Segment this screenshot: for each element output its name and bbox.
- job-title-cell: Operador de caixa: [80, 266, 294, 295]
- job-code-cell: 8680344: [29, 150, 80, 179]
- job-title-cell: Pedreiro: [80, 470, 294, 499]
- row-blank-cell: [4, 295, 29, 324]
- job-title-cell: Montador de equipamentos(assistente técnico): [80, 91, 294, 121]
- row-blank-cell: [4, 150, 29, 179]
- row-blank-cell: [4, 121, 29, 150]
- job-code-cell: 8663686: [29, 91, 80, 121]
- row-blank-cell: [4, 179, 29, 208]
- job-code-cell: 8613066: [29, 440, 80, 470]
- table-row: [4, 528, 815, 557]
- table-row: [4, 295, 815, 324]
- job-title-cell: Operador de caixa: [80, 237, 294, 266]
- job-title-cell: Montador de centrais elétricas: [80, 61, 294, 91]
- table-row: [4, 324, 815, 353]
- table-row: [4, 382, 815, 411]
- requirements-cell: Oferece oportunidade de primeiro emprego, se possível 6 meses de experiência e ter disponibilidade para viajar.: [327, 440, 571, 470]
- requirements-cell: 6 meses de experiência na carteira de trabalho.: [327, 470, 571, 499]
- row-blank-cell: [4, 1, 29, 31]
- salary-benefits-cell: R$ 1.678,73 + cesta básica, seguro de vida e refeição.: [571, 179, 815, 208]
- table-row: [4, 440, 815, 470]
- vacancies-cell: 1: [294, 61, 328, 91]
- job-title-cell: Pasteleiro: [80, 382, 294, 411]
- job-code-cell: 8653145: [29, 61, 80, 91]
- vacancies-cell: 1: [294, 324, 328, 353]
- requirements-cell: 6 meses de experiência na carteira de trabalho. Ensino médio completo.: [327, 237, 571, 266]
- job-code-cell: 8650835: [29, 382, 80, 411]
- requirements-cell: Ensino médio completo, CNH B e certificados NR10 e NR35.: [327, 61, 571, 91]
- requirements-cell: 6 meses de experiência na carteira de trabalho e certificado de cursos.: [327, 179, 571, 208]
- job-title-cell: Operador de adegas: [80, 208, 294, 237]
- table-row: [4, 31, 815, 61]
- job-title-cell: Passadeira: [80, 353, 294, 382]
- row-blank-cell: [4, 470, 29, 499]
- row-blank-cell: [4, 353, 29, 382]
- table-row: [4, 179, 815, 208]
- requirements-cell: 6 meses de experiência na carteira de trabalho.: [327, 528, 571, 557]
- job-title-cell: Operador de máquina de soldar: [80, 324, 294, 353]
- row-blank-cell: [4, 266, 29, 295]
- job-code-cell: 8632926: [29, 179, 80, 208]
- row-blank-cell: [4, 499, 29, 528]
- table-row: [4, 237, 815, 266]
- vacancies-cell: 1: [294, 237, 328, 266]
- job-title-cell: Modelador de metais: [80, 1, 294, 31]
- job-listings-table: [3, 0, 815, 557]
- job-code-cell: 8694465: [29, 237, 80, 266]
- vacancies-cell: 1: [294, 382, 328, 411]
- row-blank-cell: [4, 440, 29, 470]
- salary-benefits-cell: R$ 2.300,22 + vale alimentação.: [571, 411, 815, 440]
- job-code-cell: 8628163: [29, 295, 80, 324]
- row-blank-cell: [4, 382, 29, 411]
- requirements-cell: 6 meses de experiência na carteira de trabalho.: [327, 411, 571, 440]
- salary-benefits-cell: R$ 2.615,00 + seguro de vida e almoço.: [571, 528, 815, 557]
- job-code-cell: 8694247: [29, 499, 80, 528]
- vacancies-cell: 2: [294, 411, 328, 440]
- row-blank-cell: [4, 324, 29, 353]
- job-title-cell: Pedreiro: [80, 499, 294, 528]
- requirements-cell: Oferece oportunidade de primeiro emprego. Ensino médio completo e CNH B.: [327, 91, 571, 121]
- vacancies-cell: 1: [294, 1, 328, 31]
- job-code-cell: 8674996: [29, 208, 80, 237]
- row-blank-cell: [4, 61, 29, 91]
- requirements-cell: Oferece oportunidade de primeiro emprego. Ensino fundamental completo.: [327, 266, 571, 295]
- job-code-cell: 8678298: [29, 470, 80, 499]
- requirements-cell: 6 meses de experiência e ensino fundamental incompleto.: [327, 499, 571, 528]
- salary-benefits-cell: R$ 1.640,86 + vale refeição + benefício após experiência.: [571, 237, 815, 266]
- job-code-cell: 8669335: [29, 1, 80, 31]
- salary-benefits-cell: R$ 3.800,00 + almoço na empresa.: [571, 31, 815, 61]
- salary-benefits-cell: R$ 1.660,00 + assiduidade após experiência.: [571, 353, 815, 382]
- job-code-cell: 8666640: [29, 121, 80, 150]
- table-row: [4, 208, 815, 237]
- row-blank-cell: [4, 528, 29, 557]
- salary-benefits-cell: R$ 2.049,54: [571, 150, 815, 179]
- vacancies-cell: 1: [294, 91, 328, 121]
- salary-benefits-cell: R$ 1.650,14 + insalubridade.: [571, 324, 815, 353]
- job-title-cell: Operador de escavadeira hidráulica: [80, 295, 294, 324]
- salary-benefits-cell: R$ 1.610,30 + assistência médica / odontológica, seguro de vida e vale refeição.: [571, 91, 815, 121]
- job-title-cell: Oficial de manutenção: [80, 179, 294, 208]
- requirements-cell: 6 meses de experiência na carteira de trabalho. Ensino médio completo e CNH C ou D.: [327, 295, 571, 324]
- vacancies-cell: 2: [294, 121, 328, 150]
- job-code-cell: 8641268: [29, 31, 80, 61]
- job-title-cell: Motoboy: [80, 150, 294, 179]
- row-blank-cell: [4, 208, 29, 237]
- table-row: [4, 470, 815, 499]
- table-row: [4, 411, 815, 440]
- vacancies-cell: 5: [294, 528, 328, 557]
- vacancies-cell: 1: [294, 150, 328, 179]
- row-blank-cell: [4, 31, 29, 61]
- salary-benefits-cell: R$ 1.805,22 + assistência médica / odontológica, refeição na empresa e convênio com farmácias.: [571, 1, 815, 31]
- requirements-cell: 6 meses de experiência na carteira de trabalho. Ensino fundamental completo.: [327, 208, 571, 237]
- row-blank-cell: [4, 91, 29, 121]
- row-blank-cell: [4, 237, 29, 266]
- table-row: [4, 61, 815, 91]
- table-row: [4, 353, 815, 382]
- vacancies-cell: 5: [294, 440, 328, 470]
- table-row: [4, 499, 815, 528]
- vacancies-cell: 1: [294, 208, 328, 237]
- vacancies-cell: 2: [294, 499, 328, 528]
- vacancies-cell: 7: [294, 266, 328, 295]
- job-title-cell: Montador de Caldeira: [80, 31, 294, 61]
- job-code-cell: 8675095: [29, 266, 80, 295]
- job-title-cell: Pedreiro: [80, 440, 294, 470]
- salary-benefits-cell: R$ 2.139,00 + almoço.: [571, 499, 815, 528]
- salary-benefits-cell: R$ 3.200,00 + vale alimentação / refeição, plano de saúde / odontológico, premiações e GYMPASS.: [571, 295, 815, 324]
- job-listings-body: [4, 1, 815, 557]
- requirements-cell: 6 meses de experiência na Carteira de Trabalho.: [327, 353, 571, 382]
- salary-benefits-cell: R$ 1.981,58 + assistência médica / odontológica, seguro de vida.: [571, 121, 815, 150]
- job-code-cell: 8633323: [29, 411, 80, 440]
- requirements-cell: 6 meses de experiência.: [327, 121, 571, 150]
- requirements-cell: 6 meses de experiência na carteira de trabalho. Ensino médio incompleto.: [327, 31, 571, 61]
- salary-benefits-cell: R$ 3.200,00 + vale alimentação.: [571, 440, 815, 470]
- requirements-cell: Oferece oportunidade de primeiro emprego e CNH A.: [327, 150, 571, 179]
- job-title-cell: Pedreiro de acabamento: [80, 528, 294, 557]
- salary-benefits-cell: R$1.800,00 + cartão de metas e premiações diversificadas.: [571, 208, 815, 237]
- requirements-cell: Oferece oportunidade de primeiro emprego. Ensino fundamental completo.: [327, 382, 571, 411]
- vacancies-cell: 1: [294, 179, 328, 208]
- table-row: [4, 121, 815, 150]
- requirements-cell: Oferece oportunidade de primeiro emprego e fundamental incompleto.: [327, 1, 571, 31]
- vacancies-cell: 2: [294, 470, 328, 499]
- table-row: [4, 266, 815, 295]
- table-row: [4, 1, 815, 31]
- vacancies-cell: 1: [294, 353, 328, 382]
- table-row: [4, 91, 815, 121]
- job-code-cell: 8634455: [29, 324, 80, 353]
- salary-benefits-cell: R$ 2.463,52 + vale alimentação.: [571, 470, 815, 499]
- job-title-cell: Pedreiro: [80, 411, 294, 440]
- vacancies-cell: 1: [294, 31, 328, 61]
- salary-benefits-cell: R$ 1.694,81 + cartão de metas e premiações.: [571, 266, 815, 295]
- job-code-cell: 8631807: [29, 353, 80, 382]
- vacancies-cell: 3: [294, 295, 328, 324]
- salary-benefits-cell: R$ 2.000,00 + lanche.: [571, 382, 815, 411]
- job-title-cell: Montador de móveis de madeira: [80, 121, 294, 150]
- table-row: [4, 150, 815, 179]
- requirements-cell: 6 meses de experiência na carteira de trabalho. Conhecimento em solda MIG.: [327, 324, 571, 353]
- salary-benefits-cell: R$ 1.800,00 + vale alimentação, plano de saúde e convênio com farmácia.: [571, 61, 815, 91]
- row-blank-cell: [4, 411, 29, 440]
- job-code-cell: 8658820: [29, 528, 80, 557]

+-------+

## Aim of the exercise
Copy out the entries above from their first line up to and including the line with "- row-blank-cell: [4, 266, 29, 295]", keeping each line unchanged.

## The response
Segment this screenshot: for each element output its name and bbox.
- job-title-cell: Operador de caixa: [80, 266, 294, 295]
- job-code-cell: 8680344: [29, 150, 80, 179]
- job-title-cell: Pedreiro: [80, 470, 294, 499]
- row-blank-cell: [4, 295, 29, 324]
- job-title-cell: Montador de equipamentos(assistente técnico): [80, 91, 294, 121]
- row-blank-cell: [4, 150, 29, 179]
- row-blank-cell: [4, 121, 29, 150]
- job-code-cell: 8663686: [29, 91, 80, 121]
- row-blank-cell: [4, 179, 29, 208]
- job-code-cell: 8613066: [29, 440, 80, 470]
- table-row: [4, 528, 815, 557]
- table-row: [4, 295, 815, 324]
- job-title-cell: Operador de caixa: [80, 237, 294, 266]
- job-title-cell: Montador de centrais elétricas: [80, 61, 294, 91]
- table-row: [4, 324, 815, 353]
- table-row: [4, 382, 815, 411]
- requirements-cell: Oferece oportunidade de primeiro emprego, se possível 6 meses de experiência e ter disponibilidade para viajar.: [327, 440, 571, 470]
- requirements-cell: 6 meses de experiência na carteira de trabalho.: [327, 470, 571, 499]
- row-blank-cell: [4, 1, 29, 31]
- salary-benefits-cell: R$ 1.678,73 + cesta básica, seguro de vida e refeição.: [571, 179, 815, 208]
- table-row: [4, 440, 815, 470]
- vacancies-cell: 1: [294, 61, 328, 91]
- job-title-cell: Pasteleiro: [80, 382, 294, 411]
- job-code-cell: 8653145: [29, 61, 80, 91]
- vacancies-cell: 1: [294, 324, 328, 353]
- requirements-cell: 6 meses de experiência na carteira de trabalho. Ensino médio completo.: [327, 237, 571, 266]
- job-code-cell: 8650835: [29, 382, 80, 411]
- requirements-cell: Ensino médio completo, CNH B e certificados NR10 e NR35.: [327, 61, 571, 91]
- requirements-cell: 6 meses de experiência na carteira de trabalho e certificado de cursos.: [327, 179, 571, 208]
- job-title-cell: Operador de adegas: [80, 208, 294, 237]
- table-row: [4, 31, 815, 61]
- job-title-cell: Passadeira: [80, 353, 294, 382]
- row-blank-cell: [4, 470, 29, 499]
- row-blank-cell: [4, 353, 29, 382]
- table-row: [4, 179, 815, 208]
- requirements-cell: 6 meses de experiência na carteira de trabalho.: [327, 528, 571, 557]
- job-title-cell: Operador de máquina de soldar: [80, 324, 294, 353]
- row-blank-cell: [4, 266, 29, 295]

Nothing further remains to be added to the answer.